» **REQUIRED WORK**
Determine how many lines carry the word "filing". Output that number only.

» **RECORD EXCERPTS**
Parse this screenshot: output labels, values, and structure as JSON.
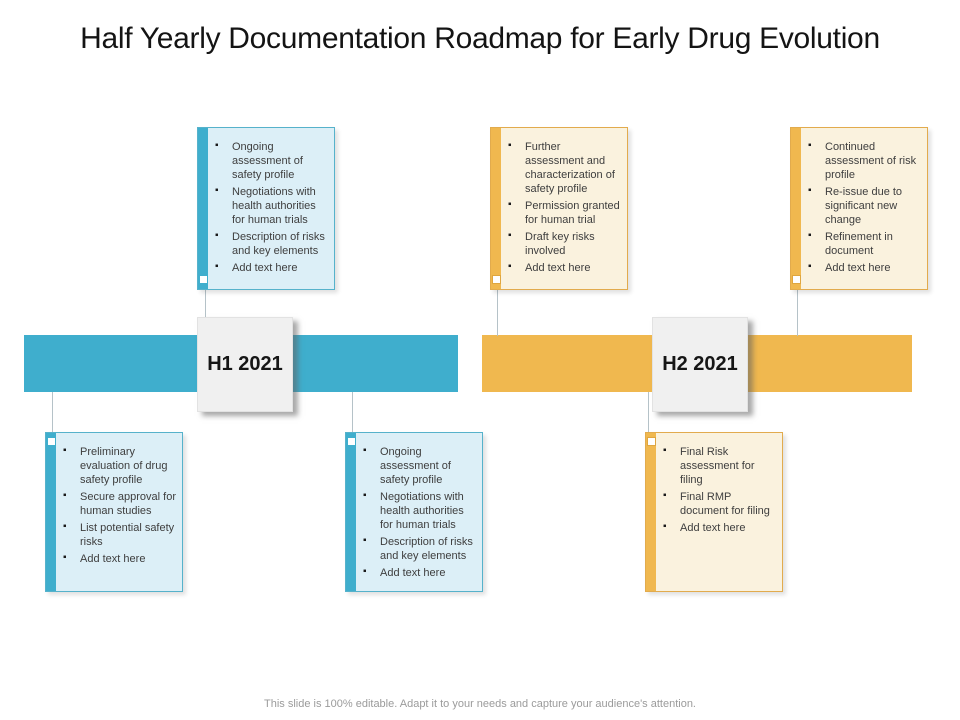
{
  "slide": {
    "title": "Half Yearly Documentation Roadmap for Early Drug Evolution",
    "footer": "This slide is 100% editable. Adapt it to your needs and capture your audience's attention."
  },
  "timeline": {
    "h1": {
      "label": "H1 2021"
    },
    "h2": {
      "label": "H2 2021"
    }
  },
  "callouts": [
    {
      "id": "h1-above",
      "theme": "blue",
      "position": "above",
      "items": [
        "Ongoing assessment of safety profile",
        "Negotiations with health authorities for human trials",
        "Description of risks and key elements",
        "Add text here"
      ]
    },
    {
      "id": "h2-above-1",
      "theme": "orange",
      "position": "above",
      "items": [
        "Further assessment and characterization of safety profile",
        "Permission granted for human trial",
        "Draft key risks involved",
        "Add text here"
      ]
    },
    {
      "id": "h2-above-2",
      "theme": "orange",
      "position": "above",
      "items": [
        "Continued assessment of risk profile",
        "Re-issue due to significant new change",
        "Refinement in document",
        "Add text here"
      ]
    },
    {
      "id": "h1-below-1",
      "theme": "blue",
      "position": "below",
      "items": [
        "Preliminary evaluation of drug safety profile",
        "Secure approval for human studies",
        "List potential safety risks",
        "Add text here"
      ]
    },
    {
      "id": "h1-below-2",
      "theme": "blue",
      "position": "below",
      "items": [
        "Ongoing assessment of safety profile",
        "Negotiations with health authorities for human trials",
        "Description of risks and key elements",
        "Add text here"
      ]
    },
    {
      "id": "h2-below",
      "theme": "orange",
      "position": "below",
      "items": [
        "Final Risk assessment for filing",
        "Final RMP document for filing",
        "Add text here"
      ]
    }
  ],
  "colors": {
    "h1_bar": "#3FAECD",
    "h2_bar": "#F0B84F",
    "blue_box_fill": "#DCEFF7",
    "blue_box_border": "#56B2CB",
    "orange_box_fill": "#FAF2DE",
    "orange_box_border": "#E2AB4D",
    "period_box_fill": "#F0F0F0",
    "body_text": "#3E3E3E",
    "footer_text": "#9B9B9B"
  }
}
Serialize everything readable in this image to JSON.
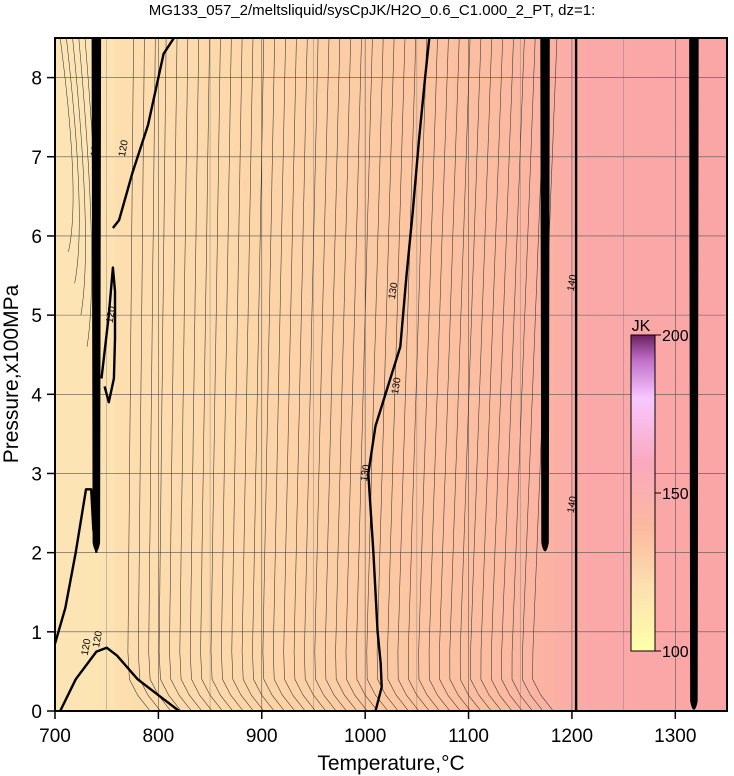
{
  "chart_data": {
    "type": "heatmap",
    "title": "MG133_057_2/meltsliquid/sysCpJK/H2O_0.6_C1.000_2_PT, dz=1:",
    "xlabel": "Temperature,°C",
    "ylabel": "Pressure,x100MPa",
    "xlim": [
      700,
      1350
    ],
    "ylim": [
      0,
      8.5
    ],
    "x_ticks": [
      "700",
      "800",
      "900",
      "1000",
      "1100",
      "1200",
      "1300"
    ],
    "y_ticks": [
      "0",
      "1",
      "2",
      "3",
      "4",
      "5",
      "6",
      "7",
      "8"
    ],
    "grid": true,
    "z_range": [
      100,
      200
    ],
    "colors": {
      "low": "#ffffaa",
      "fill_near_700": "#fde0b0",
      "fill_near_1000": "#fcc8a0",
      "fill_near_1150": "#fbb8a0",
      "fill_near_1350": "#fba8a8"
    },
    "colorbar": {
      "title": "JK",
      "ticks": [
        "100",
        "150",
        "200"
      ],
      "values": [
        100,
        150,
        200
      ]
    },
    "contour_labels": [
      {
        "text": "120",
        "x": 742,
        "y": 7.1
      },
      {
        "text": "120",
        "x": 769,
        "y": 7.1
      },
      {
        "text": "120",
        "x": 757,
        "y": 5.0
      },
      {
        "text": "120",
        "x": 733,
        "y": 0.8
      },
      {
        "text": "120",
        "x": 744,
        "y": 0.9
      },
      {
        "text": "130",
        "x": 1030,
        "y": 5.3
      },
      {
        "text": "130",
        "x": 1033,
        "y": 4.1
      },
      {
        "text": "130",
        "x": 1003,
        "y": 3.0
      },
      {
        "text": "140",
        "x": 1203,
        "y": 5.4
      },
      {
        "text": "140",
        "x": 1203,
        "y": 2.6
      }
    ],
    "bold_contours": [
      {
        "name": "left-loop-upper",
        "points": [
          [
            756,
            6.1
          ],
          [
            762,
            6.2
          ],
          [
            775,
            6.8
          ],
          [
            790,
            7.4
          ],
          [
            805,
            8.3
          ],
          [
            815,
            8.5
          ]
        ]
      },
      {
        "name": "left-loop-lower",
        "points": [
          [
            745,
            4.2
          ],
          [
            752,
            5.0
          ],
          [
            756,
            5.6
          ],
          [
            758,
            5.3
          ],
          [
            758,
            4.7
          ],
          [
            757,
            4.2
          ],
          [
            752,
            3.9
          ],
          [
            748,
            4.1
          ]
        ]
      },
      {
        "name": "left-base",
        "points": [
          [
            705,
            0.0
          ],
          [
            720,
            0.4
          ],
          [
            740,
            0.75
          ],
          [
            750,
            0.8
          ],
          [
            760,
            0.7
          ],
          [
            780,
            0.4
          ],
          [
            800,
            0.2
          ],
          [
            820,
            0.0
          ]
        ]
      },
      {
        "name": "left-lower-loop",
        "points": [
          [
            700,
            0.85
          ],
          [
            710,
            1.3
          ],
          [
            720,
            2.0
          ],
          [
            730,
            2.8
          ],
          [
            735,
            2.8
          ],
          [
            737,
            2.3
          ],
          [
            740,
            2.0
          ]
        ]
      },
      {
        "name": "c130",
        "points": [
          [
            1010,
            0.0
          ],
          [
            1016,
            0.3
          ],
          [
            1015,
            0.6
          ],
          [
            1012,
            1.0
          ],
          [
            1010,
            1.5
          ],
          [
            1008,
            2.0
          ],
          [
            1003,
            3.0
          ],
          [
            1010,
            3.6
          ],
          [
            1022,
            4.1
          ],
          [
            1034,
            4.6
          ],
          [
            1040,
            5.5
          ],
          [
            1046,
            6.3
          ],
          [
            1052,
            7.2
          ],
          [
            1058,
            8.0
          ],
          [
            1062,
            8.5
          ]
        ]
      },
      {
        "name": "c140",
        "points": [
          [
            1204,
            0.0
          ],
          [
            1204,
            8.5
          ]
        ]
      }
    ],
    "spikes": [
      {
        "name": "spike-740",
        "x": 740,
        "ybottom": 2.0,
        "ytop": 8.5
      },
      {
        "name": "spike-1174",
        "x": 1174,
        "ybottom": 2.0,
        "ytop": 8.5
      },
      {
        "name": "spike-1318",
        "x": 1318,
        "ybottom": 0.0,
        "ytop": 8.5
      }
    ]
  }
}
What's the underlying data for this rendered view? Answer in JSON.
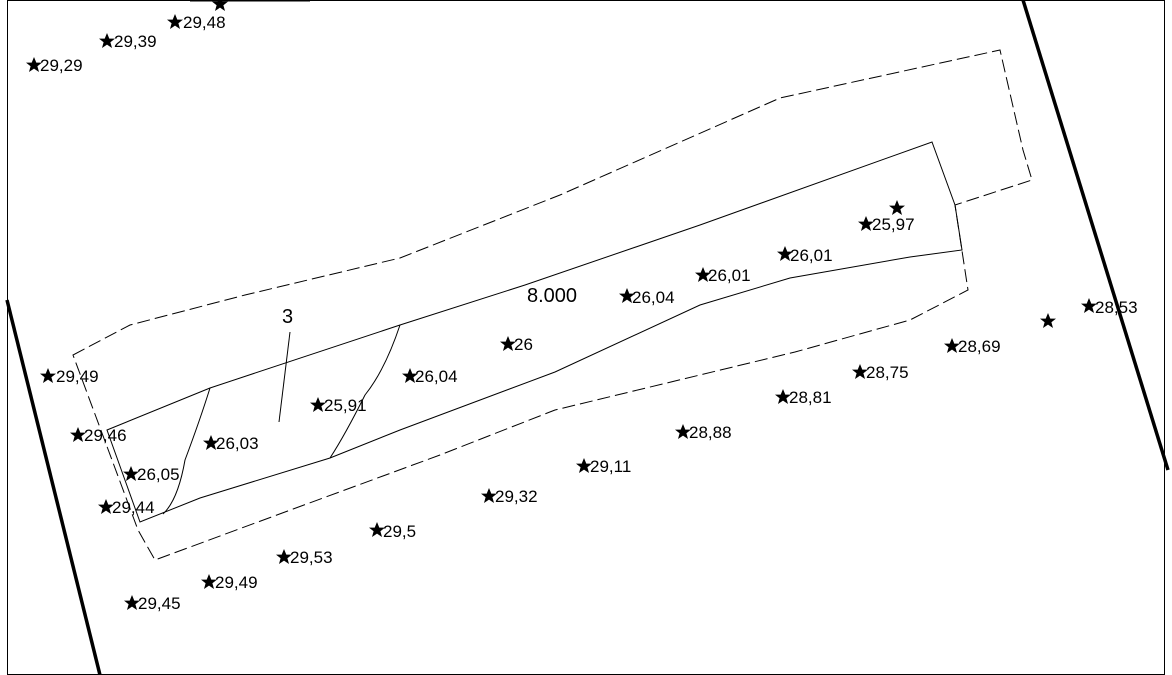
{
  "drawing": {
    "labels": {
      "area_value": "8.000",
      "parcel_number": "3"
    },
    "elevations": [
      {
        "id": "p1",
        "value": "29,48"
      },
      {
        "id": "p2",
        "value": "29,39"
      },
      {
        "id": "p3",
        "value": "29,29"
      },
      {
        "id": "p4",
        "value": "25,97"
      },
      {
        "id": "p5",
        "value": "26,01"
      },
      {
        "id": "p6",
        "value": "26,01"
      },
      {
        "id": "p7",
        "value": "26,04"
      },
      {
        "id": "p8",
        "value": "26"
      },
      {
        "id": "p9",
        "value": "26,04"
      },
      {
        "id": "p10",
        "value": "25,91"
      },
      {
        "id": "p11",
        "value": "26,03"
      },
      {
        "id": "p12",
        "value": "26,05"
      },
      {
        "id": "p13",
        "value": "29,49"
      },
      {
        "id": "p14",
        "value": "29,46"
      },
      {
        "id": "p15",
        "value": "29,44"
      },
      {
        "id": "p16",
        "value": "28,53"
      },
      {
        "id": "p17",
        "value": ""
      },
      {
        "id": "p18",
        "value": "28,69"
      },
      {
        "id": "p19",
        "value": "28,75"
      },
      {
        "id": "p20",
        "value": "28,81"
      },
      {
        "id": "p21",
        "value": "28,88"
      },
      {
        "id": "p22",
        "value": "29,11"
      },
      {
        "id": "p23",
        "value": "29,32"
      },
      {
        "id": "p24",
        "value": "29,5"
      },
      {
        "id": "p25",
        "value": "29,53"
      },
      {
        "id": "p26",
        "value": "29,49"
      },
      {
        "id": "p27",
        "value": "29,45"
      },
      {
        "id": "p28",
        "value": ""
      }
    ]
  }
}
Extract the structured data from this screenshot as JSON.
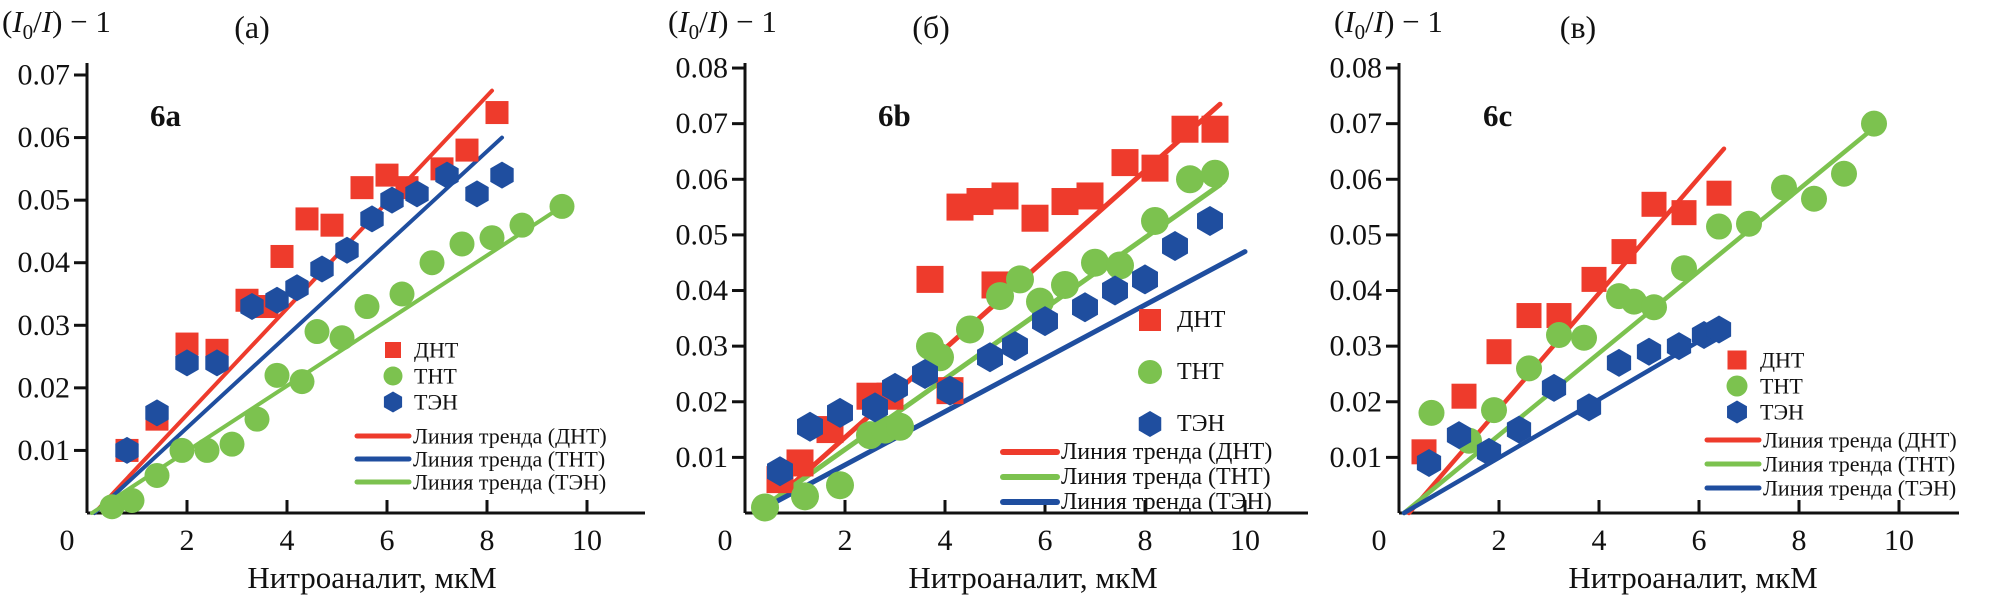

» **ANSWER TO THE EXERCISE**
2